◆ **THE DATA**
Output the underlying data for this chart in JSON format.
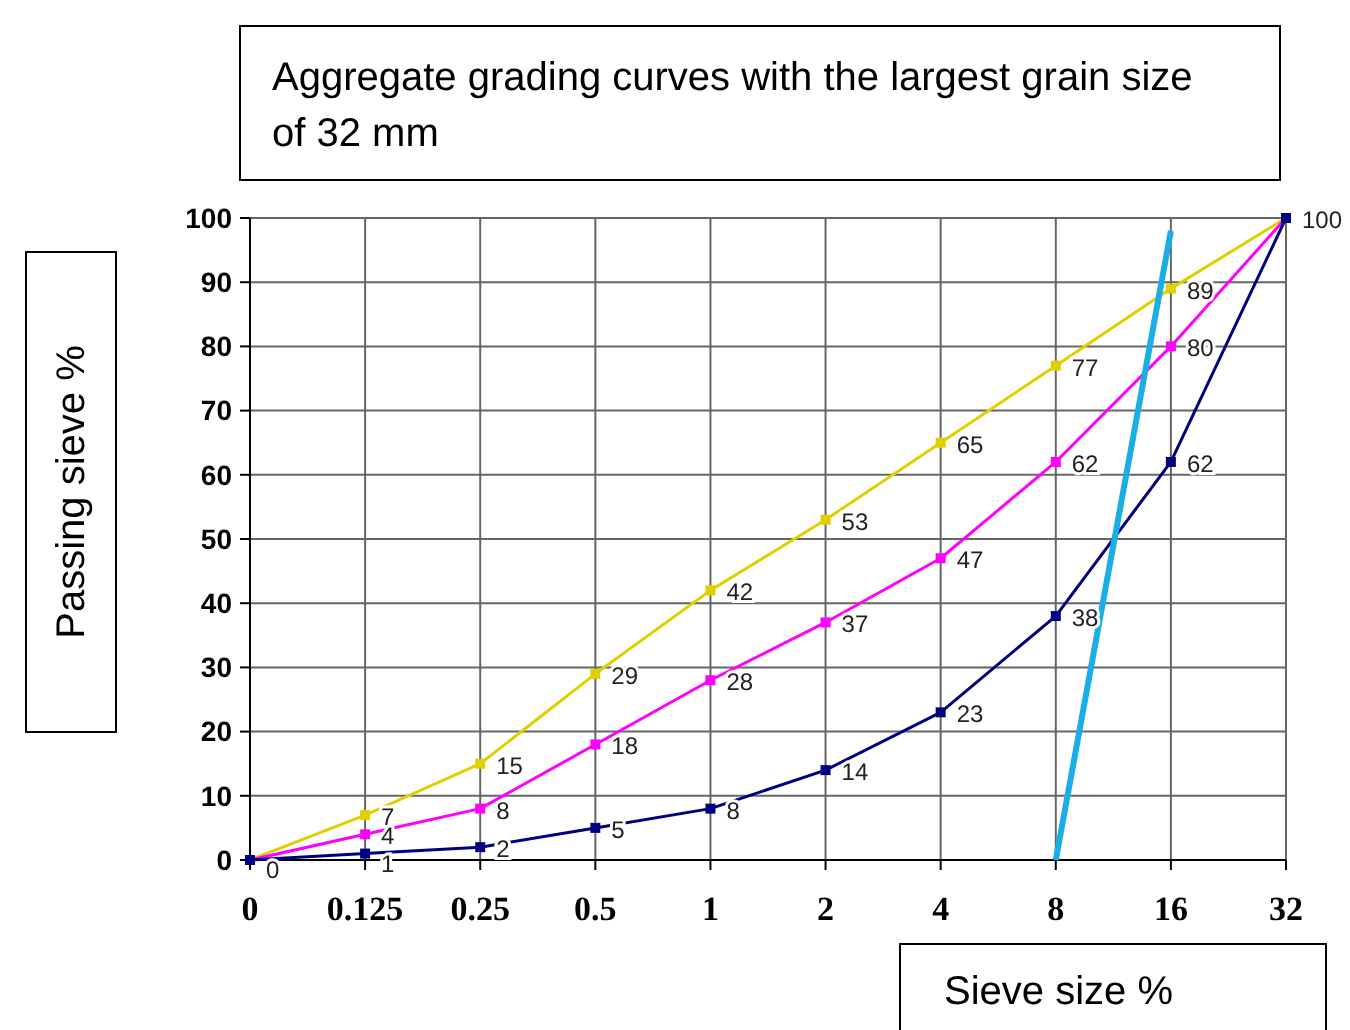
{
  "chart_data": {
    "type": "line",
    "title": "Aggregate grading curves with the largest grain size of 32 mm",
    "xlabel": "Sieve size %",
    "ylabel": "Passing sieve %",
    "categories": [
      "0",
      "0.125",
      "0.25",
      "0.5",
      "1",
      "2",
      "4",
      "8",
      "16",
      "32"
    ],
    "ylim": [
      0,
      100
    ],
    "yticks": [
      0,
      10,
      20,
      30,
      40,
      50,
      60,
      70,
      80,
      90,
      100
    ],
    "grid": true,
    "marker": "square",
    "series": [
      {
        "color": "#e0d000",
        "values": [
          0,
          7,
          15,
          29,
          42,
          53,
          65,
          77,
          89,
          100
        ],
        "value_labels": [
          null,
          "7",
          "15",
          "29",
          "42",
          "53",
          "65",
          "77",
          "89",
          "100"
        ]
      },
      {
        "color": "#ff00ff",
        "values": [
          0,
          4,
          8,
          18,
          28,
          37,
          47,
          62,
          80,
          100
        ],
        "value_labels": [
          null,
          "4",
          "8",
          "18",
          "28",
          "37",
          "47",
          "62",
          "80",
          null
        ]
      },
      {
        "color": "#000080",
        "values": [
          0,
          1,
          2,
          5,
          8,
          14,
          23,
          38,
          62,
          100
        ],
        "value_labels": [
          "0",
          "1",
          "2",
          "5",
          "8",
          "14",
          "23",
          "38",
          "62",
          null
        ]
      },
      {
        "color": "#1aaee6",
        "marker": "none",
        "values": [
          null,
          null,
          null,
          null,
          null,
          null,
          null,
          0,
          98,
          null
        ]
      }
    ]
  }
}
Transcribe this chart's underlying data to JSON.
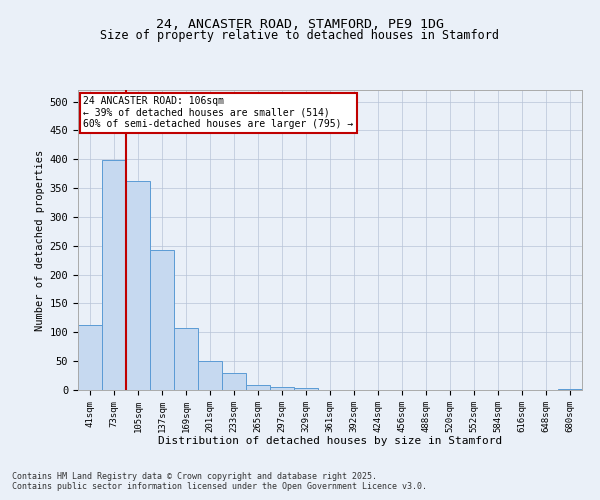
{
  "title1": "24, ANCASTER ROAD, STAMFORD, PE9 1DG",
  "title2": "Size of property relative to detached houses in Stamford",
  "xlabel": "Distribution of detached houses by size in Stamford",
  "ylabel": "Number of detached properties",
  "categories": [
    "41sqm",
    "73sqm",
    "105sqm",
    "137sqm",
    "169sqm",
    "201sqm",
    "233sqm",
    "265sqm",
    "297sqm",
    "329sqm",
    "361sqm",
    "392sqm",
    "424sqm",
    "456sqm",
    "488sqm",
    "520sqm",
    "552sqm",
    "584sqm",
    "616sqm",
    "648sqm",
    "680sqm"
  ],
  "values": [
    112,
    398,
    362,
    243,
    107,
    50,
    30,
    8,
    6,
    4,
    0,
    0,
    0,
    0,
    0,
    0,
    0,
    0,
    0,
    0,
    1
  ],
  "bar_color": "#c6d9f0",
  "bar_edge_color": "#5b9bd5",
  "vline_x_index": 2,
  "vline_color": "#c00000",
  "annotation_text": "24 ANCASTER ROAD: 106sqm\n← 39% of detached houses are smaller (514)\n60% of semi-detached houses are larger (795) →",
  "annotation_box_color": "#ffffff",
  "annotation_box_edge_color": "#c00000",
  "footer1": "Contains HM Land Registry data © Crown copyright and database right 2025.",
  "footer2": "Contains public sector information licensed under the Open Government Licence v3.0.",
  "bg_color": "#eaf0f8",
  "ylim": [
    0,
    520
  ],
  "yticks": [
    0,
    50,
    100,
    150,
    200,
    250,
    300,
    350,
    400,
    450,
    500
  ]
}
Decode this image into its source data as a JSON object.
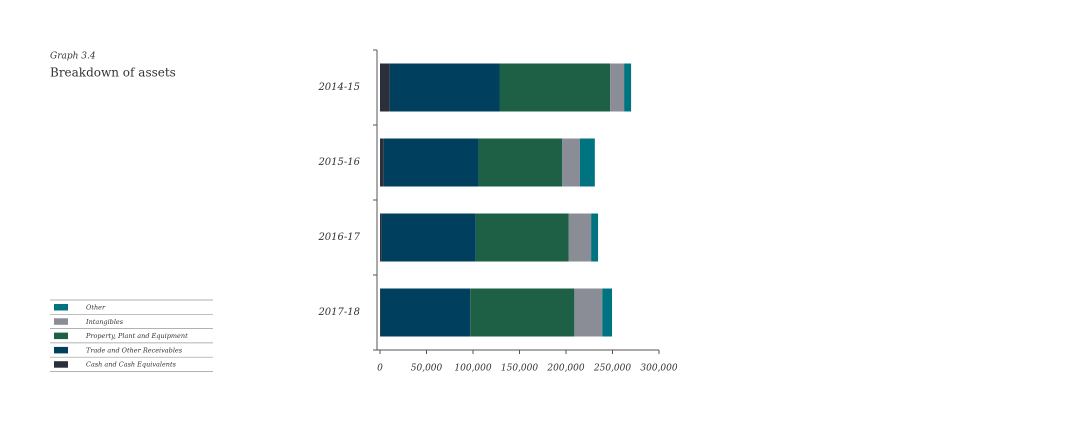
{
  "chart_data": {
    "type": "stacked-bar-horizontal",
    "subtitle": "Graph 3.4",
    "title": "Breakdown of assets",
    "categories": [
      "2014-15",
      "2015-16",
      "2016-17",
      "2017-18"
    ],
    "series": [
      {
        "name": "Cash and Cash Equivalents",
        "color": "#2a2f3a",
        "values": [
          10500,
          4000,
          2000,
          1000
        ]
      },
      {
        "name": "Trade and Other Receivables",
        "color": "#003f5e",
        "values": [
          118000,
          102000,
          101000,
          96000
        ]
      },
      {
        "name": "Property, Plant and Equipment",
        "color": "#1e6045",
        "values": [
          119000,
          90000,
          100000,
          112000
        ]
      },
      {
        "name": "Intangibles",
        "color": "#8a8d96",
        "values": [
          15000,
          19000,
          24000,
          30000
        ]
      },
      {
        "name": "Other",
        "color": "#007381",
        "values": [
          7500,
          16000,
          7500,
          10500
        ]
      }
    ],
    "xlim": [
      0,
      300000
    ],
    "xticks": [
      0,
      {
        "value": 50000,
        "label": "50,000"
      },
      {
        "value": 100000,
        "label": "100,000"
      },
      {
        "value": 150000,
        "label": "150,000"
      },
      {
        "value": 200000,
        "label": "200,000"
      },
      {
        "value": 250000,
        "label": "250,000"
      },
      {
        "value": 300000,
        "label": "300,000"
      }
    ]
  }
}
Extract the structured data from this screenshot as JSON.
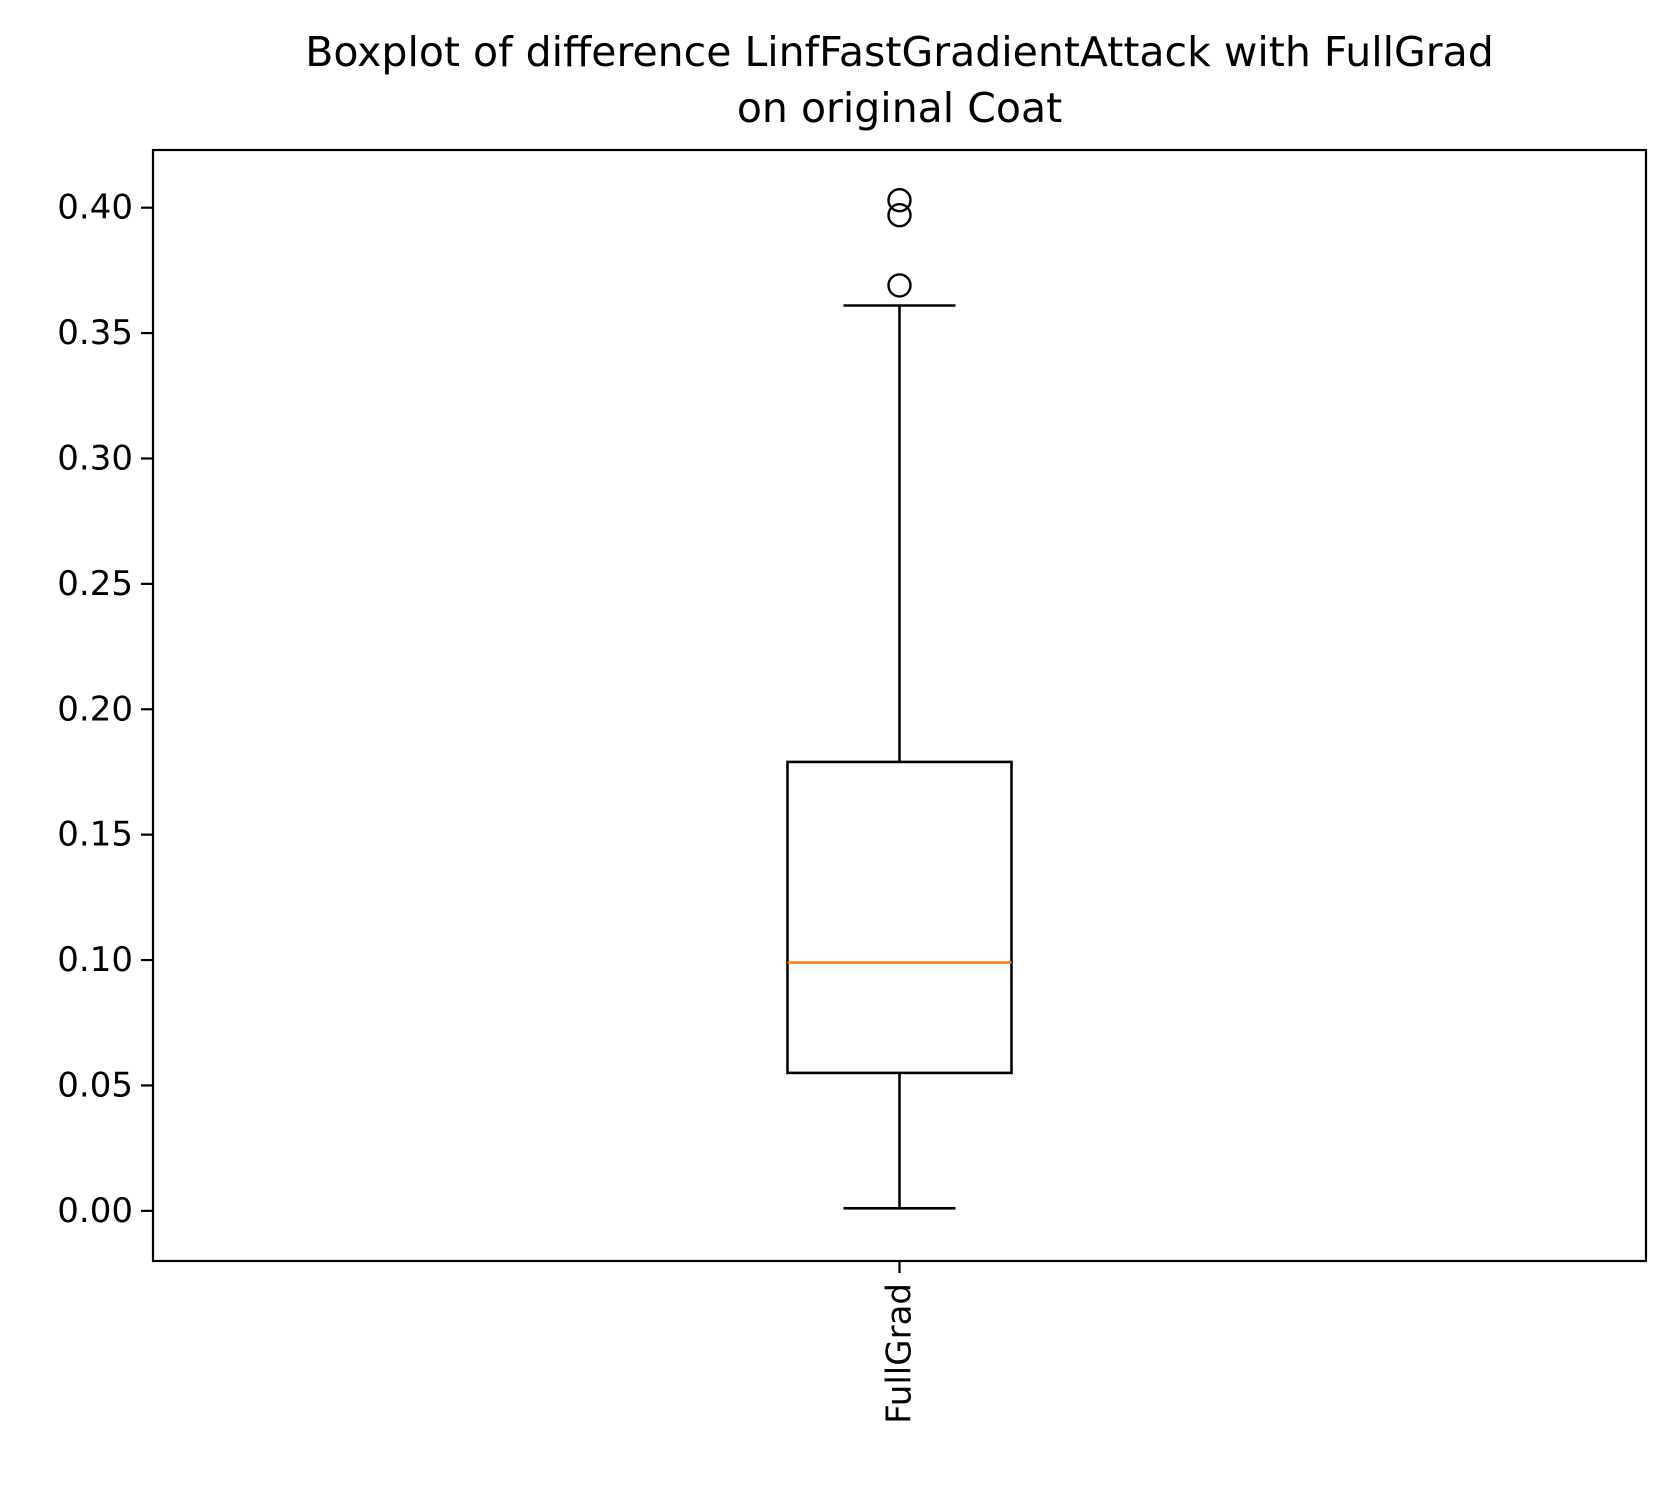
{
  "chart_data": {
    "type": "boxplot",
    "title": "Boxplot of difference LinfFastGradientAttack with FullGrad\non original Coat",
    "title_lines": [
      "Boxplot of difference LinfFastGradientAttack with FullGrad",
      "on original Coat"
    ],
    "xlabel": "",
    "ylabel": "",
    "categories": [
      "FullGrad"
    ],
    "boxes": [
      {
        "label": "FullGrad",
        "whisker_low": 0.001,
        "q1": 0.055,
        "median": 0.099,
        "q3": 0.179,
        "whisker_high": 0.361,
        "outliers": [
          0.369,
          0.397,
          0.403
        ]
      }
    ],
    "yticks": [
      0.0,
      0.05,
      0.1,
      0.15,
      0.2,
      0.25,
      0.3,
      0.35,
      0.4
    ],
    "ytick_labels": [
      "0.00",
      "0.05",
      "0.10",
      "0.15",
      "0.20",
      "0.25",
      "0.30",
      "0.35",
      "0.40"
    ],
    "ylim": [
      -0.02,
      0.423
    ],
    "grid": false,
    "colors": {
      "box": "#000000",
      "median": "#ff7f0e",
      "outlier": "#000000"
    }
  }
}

◆ **GOAL**
Every line of the records that includes the word "FullGrad" should be gathered.

◆ **RESULT OF THIS TASK**
    "title": "Boxplot of difference LinfFastGradientAttack with FullGrad\non original Coat",
      "Boxplot of difference LinfFastGradientAttack with FullGrad",
      "FullGrad"
        "label": "FullGrad",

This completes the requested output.